[Dataset rows]
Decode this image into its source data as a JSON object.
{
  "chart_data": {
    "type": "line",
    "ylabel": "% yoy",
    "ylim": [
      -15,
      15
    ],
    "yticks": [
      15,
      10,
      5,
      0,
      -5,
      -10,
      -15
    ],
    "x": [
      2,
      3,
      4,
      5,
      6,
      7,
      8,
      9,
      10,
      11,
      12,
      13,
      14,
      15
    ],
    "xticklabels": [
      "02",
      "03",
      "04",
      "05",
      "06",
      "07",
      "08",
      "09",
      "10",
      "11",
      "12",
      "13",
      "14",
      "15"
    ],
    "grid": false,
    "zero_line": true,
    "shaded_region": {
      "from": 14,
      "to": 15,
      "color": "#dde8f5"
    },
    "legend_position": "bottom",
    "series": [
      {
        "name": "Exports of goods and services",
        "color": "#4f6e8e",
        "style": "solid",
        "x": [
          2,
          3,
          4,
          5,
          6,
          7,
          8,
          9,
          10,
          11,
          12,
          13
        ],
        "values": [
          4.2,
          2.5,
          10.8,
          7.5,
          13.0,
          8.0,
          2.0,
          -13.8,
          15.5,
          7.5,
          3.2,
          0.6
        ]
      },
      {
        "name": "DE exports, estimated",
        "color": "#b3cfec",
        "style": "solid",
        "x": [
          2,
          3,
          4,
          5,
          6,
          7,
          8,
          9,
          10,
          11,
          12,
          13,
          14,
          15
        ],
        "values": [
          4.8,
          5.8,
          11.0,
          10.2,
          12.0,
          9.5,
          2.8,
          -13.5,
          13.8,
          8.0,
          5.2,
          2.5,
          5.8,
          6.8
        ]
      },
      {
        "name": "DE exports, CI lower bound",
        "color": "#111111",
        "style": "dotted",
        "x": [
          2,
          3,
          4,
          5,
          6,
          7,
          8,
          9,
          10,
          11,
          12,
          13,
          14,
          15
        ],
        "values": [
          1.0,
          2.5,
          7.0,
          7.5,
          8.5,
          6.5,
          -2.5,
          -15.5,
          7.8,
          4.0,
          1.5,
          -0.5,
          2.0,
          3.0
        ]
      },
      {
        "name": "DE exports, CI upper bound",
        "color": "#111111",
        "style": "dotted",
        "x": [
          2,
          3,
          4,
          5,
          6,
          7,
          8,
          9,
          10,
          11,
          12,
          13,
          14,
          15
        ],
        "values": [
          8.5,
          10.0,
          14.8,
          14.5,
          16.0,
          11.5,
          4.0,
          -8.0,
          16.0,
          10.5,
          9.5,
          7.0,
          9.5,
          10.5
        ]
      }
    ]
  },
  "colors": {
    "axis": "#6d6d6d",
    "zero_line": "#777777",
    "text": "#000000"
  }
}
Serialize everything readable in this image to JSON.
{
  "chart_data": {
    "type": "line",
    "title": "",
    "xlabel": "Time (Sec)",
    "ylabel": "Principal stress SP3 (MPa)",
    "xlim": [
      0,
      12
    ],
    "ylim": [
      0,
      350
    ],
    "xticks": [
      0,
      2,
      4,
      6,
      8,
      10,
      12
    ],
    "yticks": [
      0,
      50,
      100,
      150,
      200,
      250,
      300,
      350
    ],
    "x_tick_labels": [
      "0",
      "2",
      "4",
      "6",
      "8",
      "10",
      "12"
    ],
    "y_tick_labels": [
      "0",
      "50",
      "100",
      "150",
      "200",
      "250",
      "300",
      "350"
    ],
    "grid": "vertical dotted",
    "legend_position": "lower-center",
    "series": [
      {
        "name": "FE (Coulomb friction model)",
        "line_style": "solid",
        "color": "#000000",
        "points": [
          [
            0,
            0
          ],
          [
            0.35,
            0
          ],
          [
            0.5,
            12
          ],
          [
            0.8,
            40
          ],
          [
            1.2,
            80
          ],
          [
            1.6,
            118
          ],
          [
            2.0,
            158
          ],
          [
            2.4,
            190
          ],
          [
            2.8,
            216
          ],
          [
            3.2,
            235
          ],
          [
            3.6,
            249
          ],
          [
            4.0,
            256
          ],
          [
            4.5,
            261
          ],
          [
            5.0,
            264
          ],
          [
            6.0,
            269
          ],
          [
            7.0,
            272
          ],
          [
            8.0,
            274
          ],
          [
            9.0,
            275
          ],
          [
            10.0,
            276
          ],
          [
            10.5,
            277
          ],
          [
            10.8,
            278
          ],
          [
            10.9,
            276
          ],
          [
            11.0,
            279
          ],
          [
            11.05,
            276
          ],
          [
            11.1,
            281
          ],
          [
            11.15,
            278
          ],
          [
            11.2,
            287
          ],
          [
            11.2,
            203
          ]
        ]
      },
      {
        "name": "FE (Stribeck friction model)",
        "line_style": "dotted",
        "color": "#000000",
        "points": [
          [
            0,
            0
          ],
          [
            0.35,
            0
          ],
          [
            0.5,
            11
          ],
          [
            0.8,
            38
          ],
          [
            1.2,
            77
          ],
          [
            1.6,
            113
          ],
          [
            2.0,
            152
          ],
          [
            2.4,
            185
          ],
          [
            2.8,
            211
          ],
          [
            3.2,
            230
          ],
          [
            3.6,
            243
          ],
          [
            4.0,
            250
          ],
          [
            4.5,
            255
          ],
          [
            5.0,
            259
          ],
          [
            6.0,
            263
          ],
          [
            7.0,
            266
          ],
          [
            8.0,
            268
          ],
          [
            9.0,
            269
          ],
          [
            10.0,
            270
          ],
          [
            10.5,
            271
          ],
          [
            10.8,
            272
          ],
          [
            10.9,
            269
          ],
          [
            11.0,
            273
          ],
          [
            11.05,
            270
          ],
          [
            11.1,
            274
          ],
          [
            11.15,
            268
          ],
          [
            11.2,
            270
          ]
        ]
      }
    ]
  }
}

• PROBLEM STATEMENT: Extract every entry in the listing word for word.

• FINAL RESULT:
Decode this image into its source data as a JSON object.
{
  "chart_data": {
    "type": "line",
    "ylabel": "% yoy",
    "ylim": [
      -15,
      15
    ],
    "yticks": [
      15,
      10,
      5,
      0,
      -5,
      -10,
      -15
    ],
    "x": [
      2,
      3,
      4,
      5,
      6,
      7,
      8,
      9,
      10,
      11,
      12,
      13,
      14,
      15
    ],
    "xticklabels": [
      "02",
      "03",
      "04",
      "05",
      "06",
      "07",
      "08",
      "09",
      "10",
      "11",
      "12",
      "13",
      "14",
      "15"
    ],
    "grid": false,
    "zero_line": true,
    "shaded_region": {
      "from": 14,
      "to": 15,
      "color": "#dde8f5"
    },
    "legend_position": "bottom",
    "series": [
      {
        "name": "Exports of goods and services",
        "color": "#4f6e8e",
        "style": "solid",
        "x": [
          2,
          3,
          4,
          5,
          6,
          7,
          8,
          9,
          10,
          11,
          12,
          13
        ],
        "values": [
          4.2,
          2.5,
          10.8,
          7.5,
          13.0,
          8.0,
          2.0,
          -13.8,
          15.5,
          7.5,
          3.2,
          0.6
        ]
      },
      {
        "name": "DE exports, estimated",
        "color": "#b3cfec",
        "style": "solid",
        "x": [
          2,
          3,
          4,
          5,
          6,
          7,
          8,
          9,
          10,
          11,
          12,
          13,
          14,
          15
        ],
        "values": [
          4.8,
          5.8,
          11.0,
          10.2,
          12.0,
          9.5,
          2.8,
          -13.5,
          13.8,
          8.0,
          5.2,
          2.5,
          5.8,
          6.8
        ]
      },
      {
        "name": "DE exports, CI lower bound",
        "color": "#111111",
        "style": "dotted",
        "x": [
          2,
          3,
          4,
          5,
          6,
          7,
          8,
          9,
          10,
          11,
          12,
          13,
          14,
          15
        ],
        "values": [
          1.0,
          2.5,
          7.0,
          7.5,
          8.5,
          6.5,
          -2.5,
          -15.5,
          7.8,
          4.0,
          1.5,
          -0.5,
          2.0,
          3.0
        ]
      },
      {
        "name": "DE exports, CI upper bound",
        "color": "#111111",
        "style": "dotted",
        "x": [
          2,
          3,
          4,
          5,
          6,
          7,
          8,
          9,
          10,
          11,
          12,
          13,
          14,
          15
        ],
        "values": [
          8.5,
          10.0,
          14.8,
          14.5,
          16.0,
          11.5,
          4.0,
          -8.0,
          16.0,
          10.5,
          9.5,
          7.0,
          9.5,
          10.5
        ]
      }
    ]
  },
  "colors": {
    "axis": "#6d6d6d",
    "zero_line": "#777777",
    "text": "#000000"
  }
}
Serialize everything readable in this image to JSON.
{
  "chart_data": {
    "type": "line",
    "title": "",
    "xlabel": "Time (Sec)",
    "ylabel": "Principal stress SP3 (MPa)",
    "xlim": [
      0,
      12
    ],
    "ylim": [
      0,
      350
    ],
    "xticks": [
      0,
      2,
      4,
      6,
      8,
      10,
      12
    ],
    "yticks": [
      0,
      50,
      100,
      150,
      200,
      250,
      300,
      350
    ],
    "x_tick_labels": [
      "0",
      "2",
      "4",
      "6",
      "8",
      "10",
      "12"
    ],
    "y_tick_labels": [
      "0",
      "50",
      "100",
      "150",
      "200",
      "250",
      "300",
      "350"
    ],
    "grid": "vertical dotted",
    "legend_position": "lower-center",
    "series": [
      {
        "name": "FE (Coulomb friction model)",
        "line_style": "solid",
        "color": "#000000",
        "points": [
          [
            0,
            0
          ],
          [
            0.35,
            0
          ],
          [
            0.5,
            12
          ],
          [
            0.8,
            40
          ],
          [
            1.2,
            80
          ],
          [
            1.6,
            118
          ],
          [
            2.0,
            158
          ],
          [
            2.4,
            190
          ],
          [
            2.8,
            216
          ],
          [
            3.2,
            235
          ],
          [
            3.6,
            249
          ],
          [
            4.0,
            256
          ],
          [
            4.5,
            261
          ],
          [
            5.0,
            264
          ],
          [
            6.0,
            269
          ],
          [
            7.0,
            272
          ],
          [
            8.0,
            274
          ],
          [
            9.0,
            275
          ],
          [
            10.0,
            276
          ],
          [
            10.5,
            277
          ],
          [
            10.8,
            278
          ],
          [
            10.9,
            276
          ],
          [
            11.0,
            279
          ],
          [
            11.05,
            276
          ],
          [
            11.1,
            281
          ],
          [
            11.15,
            278
          ],
          [
            11.2,
            287
          ],
          [
            11.2,
            203
          ]
        ]
      },
      {
        "name": "FE (Stribeck friction model)",
        "line_style": "dotted",
        "color": "#000000",
        "points": [
          [
            0,
            0
          ],
          [
            0.35,
            0
          ],
          [
            0.5,
            11
          ],
          [
            0.8,
            38
          ],
          [
            1.2,
            77
          ],
          [
            1.6,
            113
          ],
          [
            2.0,
            152
          ],
          [
            2.4,
            185
          ],
          [
            2.8,
            211
          ],
          [
            3.2,
            230
          ],
          [
            3.6,
            243
          ],
          [
            4.0,
            250
          ],
          [
            4.5,
            255
          ],
          [
            5.0,
            259
          ],
          [
            6.0,
            263
          ],
          [
            7.0,
            266
          ],
          [
            8.0,
            268
          ],
          [
            9.0,
            269
          ],
          [
            10.0,
            270
          ],
          [
            10.5,
            271
          ],
          [
            10.8,
            272
          ],
          [
            10.9,
            269
          ],
          [
            11.0,
            273
          ],
          [
            11.05,
            270
          ],
          [
            11.1,
            274
          ],
          [
            11.15,
            268
          ],
          [
            11.2,
            270
          ]
        ]
      }
    ]
  }
}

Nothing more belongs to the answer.